(Stored records)
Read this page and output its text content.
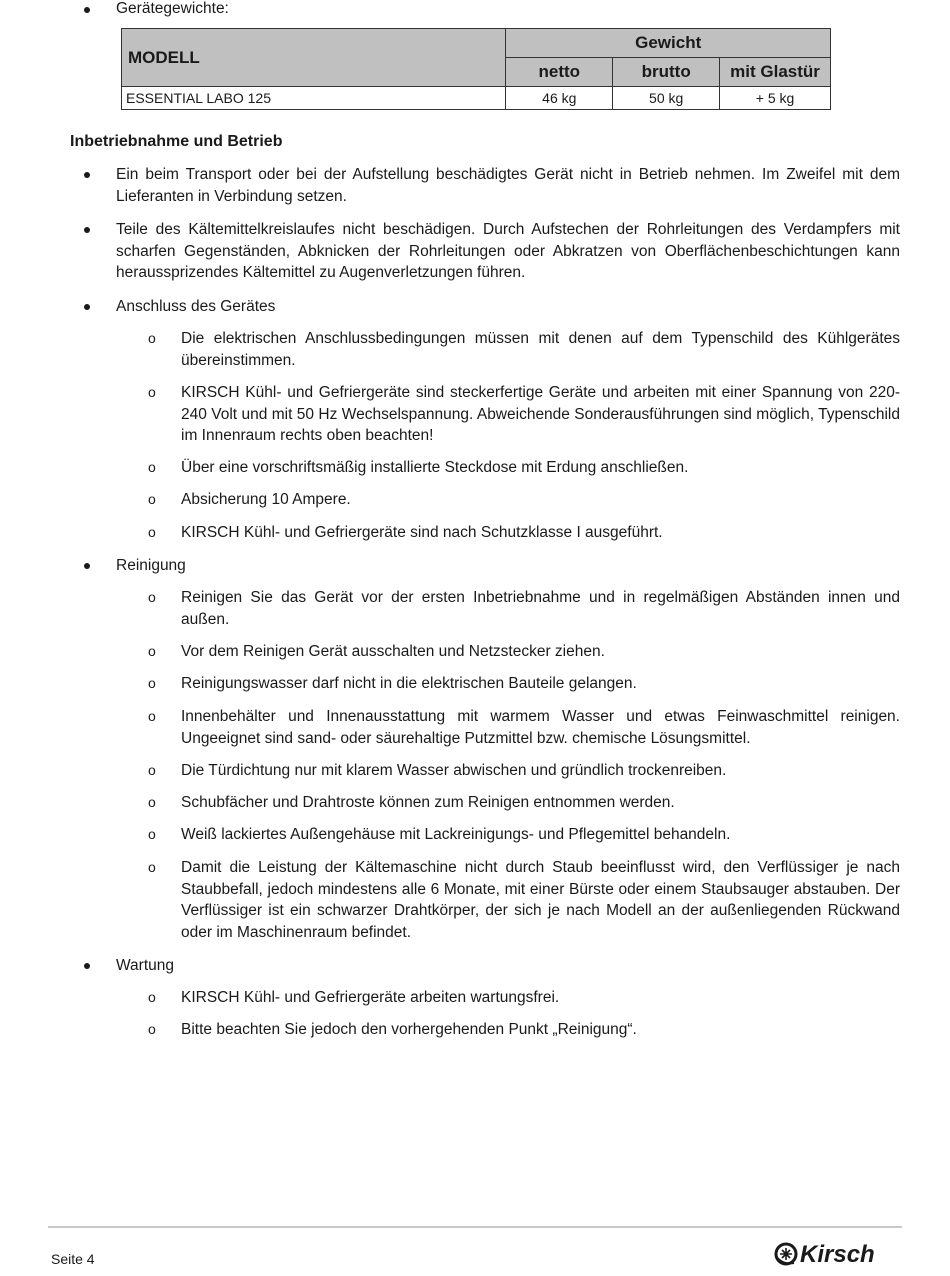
Gerätegewichte:
MODELL	Gewicht		
	netto	brutto	mit Glastür
ESSENTIAL LABO 125	46 kg	50 kg	+ 5 kg
Inbetriebnahme und Betrieb
Ein beim Transport oder bei der Aufstellung beschädigtes Gerät nicht in Betrieb nehmen. Im Zweifel mit dem Lieferanten in Verbindung setzen.
Teile des Kältemittelkreislaufes nicht beschädigen. Durch Aufstechen der Rohrleitungen des Verdampfers mit scharfen Gegenständen, Abknicken der Rohrleitungen oder Abkratzen von Oberflächenbeschichtungen kann heraussprizendes Kältemittel zu Augenverletzungen führen.
Anschluss des Gerätes
o Die elektrischen Anschlussbedingungen müssen mit denen auf dem Typenschild des Kühlgerätes übereinstimmen.
o KIRSCH Kühl- und Gefriergeräte sind steckerfertige Geräte und arbeiten mit einer Spannung von 220-240 Volt und mit 50 Hz Wechselspannung. Abweichende Sonderausführungen sind möglich, Typenschild im Innenraum rechts oben beachten!
o Über eine vorschriftsmäßig installierte Steckdose mit Erdung anschließen.
o Absicherung 10 Ampere.
o KIRSCH Kühl- und Gefriergeräte sind nach Schutzklasse I ausgeführt.
Reinigung
o Reinigen Sie das Gerät vor der ersten Inbetriebnahme und in regelmäßigen Abständen innen und außen.
o Vor dem Reinigen Gerät ausschalten und Netzstecker ziehen.
o Reinigungswasser darf nicht in die elektrischen Bauteile gelangen.
o Innenbehälter und Innenausstattung mit warmem Wasser und etwas Feinwaschmittel reinigen. Ungeeignet sind sand- oder säurehaltige Putzmittel bzw. chemische Lösungsmittel.
o Die Türdichtung nur mit klarem Wasser abwischen und gründlich trockenreiben.
o Schubfächer und Drahtroste können zum Reinigen entnommen werden.
o Weiß lackiertes Außengehäuse mit Lackreinigungs- und Pflegemittel behandeln.
o Damit die Leistung der Kältemaschine nicht durch Staub beeinflusst wird, den Verflüssiger je nach Staubbefall, jedoch mindestens alle 6 Monate, mit einer Bürste oder einem Staubsauger abstauben. Der Verflüssiger ist ein schwarzer Drahtkörper, der sich je nach Modell an der außenliegenden Rückwand oder im Maschinenraum befindet.
Wartung
o KIRSCH Kühl- und Gefriergeräte arbeiten wartungsfrei.
o Bitte beachten Sie jedoch den vorhergehenden Punkt „Reinigung“.
Seite 4	Kirsch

# [Job]
Report only the count of lines that include the string "elektrischen".

# [Exercise result]
2